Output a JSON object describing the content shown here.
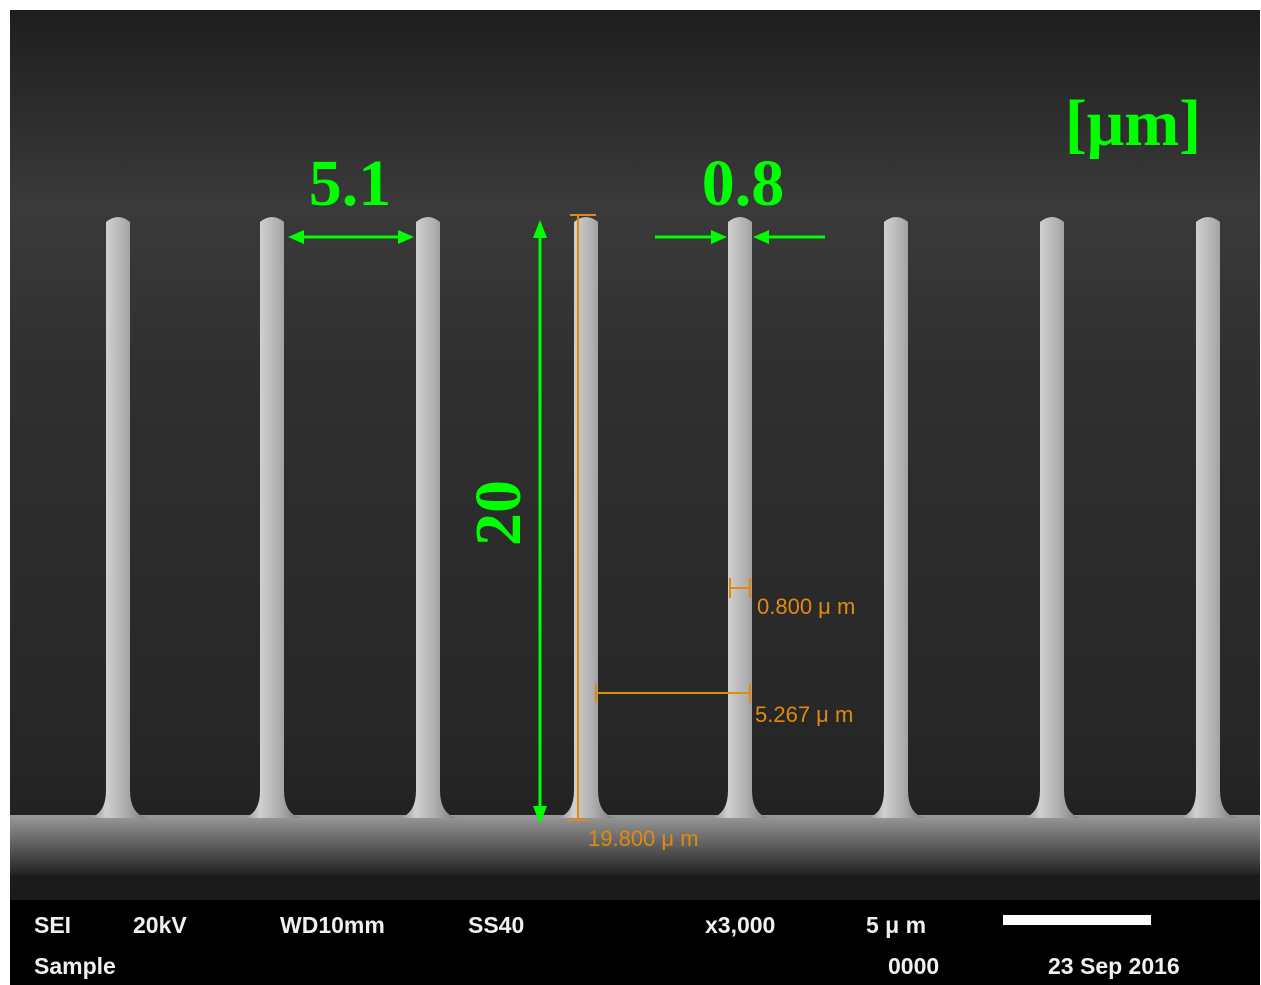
{
  "annotations": {
    "unit": "[μm]",
    "pitch": "5.1",
    "width": "0.8",
    "height": "20"
  },
  "measurements": {
    "width": "0.800 μ m",
    "pitch": "5.267 μ m",
    "height": "19.800 μ m"
  },
  "info_bar": {
    "mode": "SEI",
    "voltage": "20kV",
    "working_distance": "WD10mm",
    "spot_size": "SS40",
    "magnification": "x3,000",
    "scale": "5 μ m",
    "sample": "Sample",
    "number": "0000",
    "date": "23 Sep 2016"
  }
}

*WORK REQUIRED*: Without including any pictures, output all the entries above exactly.

*COMPLETE ANSWER*:
Output a JSON object describing the content shown here.
{
  "annotations": {
    "unit": "[μm]",
    "pitch": "5.1",
    "width": "0.8",
    "height": "20"
  },
  "measurements": {
    "width": "0.800 μ m",
    "pitch": "5.267 μ m",
    "height": "19.800 μ m"
  },
  "info_bar": {
    "mode": "SEI",
    "voltage": "20kV",
    "working_distance": "WD10mm",
    "spot_size": "SS40",
    "magnification": "x3,000",
    "scale": "5 μ m",
    "sample": "Sample",
    "number": "0000",
    "date": "23 Sep 2016"
  }
}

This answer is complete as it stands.